### TASK DIRECTIONS
Go through the records and show each line where the word "your" occurs.

### DATA PROVIDED
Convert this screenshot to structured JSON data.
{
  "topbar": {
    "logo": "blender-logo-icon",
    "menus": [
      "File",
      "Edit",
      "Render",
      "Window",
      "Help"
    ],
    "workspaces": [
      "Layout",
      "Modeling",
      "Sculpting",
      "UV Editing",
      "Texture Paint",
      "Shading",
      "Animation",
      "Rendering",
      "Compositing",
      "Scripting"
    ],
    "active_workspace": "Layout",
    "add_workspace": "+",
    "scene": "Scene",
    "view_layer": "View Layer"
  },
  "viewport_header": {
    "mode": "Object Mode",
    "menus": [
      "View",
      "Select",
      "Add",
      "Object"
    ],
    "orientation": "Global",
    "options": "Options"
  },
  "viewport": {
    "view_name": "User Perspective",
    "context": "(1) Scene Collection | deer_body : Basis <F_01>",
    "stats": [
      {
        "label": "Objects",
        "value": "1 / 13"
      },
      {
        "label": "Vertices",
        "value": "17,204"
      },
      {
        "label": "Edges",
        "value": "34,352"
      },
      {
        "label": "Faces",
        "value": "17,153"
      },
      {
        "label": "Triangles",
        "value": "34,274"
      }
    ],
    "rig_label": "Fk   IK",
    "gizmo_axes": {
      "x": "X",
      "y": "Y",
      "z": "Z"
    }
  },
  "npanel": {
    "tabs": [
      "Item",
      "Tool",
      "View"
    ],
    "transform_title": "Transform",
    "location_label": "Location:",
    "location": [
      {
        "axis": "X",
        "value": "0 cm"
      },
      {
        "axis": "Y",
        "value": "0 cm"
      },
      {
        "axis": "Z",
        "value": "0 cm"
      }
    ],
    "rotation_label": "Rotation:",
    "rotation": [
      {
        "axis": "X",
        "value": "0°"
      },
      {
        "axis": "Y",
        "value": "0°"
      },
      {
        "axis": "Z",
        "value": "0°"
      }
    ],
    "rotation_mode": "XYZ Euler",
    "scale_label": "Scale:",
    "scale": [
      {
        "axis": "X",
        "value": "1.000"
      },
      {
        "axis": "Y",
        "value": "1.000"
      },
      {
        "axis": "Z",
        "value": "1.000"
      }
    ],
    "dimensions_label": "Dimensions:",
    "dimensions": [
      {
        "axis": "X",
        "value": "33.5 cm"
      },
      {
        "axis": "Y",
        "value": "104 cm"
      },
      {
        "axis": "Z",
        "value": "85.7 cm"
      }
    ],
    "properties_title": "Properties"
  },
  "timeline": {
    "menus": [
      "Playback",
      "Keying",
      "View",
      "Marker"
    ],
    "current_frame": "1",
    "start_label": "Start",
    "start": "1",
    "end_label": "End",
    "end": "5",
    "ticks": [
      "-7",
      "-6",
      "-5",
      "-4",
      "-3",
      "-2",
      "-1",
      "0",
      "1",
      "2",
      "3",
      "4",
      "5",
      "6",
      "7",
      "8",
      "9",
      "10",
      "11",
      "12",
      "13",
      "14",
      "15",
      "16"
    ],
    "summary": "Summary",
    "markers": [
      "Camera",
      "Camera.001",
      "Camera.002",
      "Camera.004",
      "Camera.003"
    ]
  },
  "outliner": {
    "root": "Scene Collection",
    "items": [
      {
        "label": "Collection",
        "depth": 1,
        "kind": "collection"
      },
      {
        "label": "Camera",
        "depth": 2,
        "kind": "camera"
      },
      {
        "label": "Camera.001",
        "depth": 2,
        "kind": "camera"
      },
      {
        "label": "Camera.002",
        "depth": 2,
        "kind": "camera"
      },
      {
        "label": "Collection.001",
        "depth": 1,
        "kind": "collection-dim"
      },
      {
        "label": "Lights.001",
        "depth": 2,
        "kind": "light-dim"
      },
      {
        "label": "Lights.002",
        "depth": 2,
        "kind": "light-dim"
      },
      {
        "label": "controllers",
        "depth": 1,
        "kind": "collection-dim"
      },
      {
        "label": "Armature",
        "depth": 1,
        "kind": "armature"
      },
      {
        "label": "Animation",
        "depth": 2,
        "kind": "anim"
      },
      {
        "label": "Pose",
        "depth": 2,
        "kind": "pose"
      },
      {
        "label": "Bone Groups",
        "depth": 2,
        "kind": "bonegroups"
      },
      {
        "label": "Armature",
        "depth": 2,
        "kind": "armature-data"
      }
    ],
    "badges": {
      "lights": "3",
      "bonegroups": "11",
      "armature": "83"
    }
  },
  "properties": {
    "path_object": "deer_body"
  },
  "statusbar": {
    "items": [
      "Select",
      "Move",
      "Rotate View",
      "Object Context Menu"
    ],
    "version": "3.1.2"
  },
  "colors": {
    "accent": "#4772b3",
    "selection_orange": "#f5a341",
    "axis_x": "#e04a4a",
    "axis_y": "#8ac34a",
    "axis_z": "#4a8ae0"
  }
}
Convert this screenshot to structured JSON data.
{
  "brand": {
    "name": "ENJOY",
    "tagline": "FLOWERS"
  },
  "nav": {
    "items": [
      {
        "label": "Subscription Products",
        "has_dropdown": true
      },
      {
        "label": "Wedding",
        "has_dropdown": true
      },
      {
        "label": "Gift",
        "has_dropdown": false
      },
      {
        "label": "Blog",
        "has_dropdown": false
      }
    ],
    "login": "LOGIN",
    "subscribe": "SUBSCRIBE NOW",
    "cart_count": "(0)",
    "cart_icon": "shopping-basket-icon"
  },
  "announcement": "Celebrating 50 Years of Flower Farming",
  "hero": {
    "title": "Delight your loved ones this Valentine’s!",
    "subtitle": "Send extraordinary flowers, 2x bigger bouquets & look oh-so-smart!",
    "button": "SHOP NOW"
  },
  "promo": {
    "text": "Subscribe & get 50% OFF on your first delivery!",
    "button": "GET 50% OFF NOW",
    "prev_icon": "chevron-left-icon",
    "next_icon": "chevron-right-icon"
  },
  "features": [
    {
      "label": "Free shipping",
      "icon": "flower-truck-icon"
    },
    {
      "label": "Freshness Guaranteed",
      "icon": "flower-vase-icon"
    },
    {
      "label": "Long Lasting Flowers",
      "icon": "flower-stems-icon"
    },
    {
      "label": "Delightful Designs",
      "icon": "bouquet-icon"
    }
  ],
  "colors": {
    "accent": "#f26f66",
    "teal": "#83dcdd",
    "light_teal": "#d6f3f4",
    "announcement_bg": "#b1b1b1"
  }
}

### RESULT FOR THIS EXERCISE
    "title": "Delight your loved ones this Valentine’s!",
    "text": "Subscribe & get 50% OFF on your first delivery!",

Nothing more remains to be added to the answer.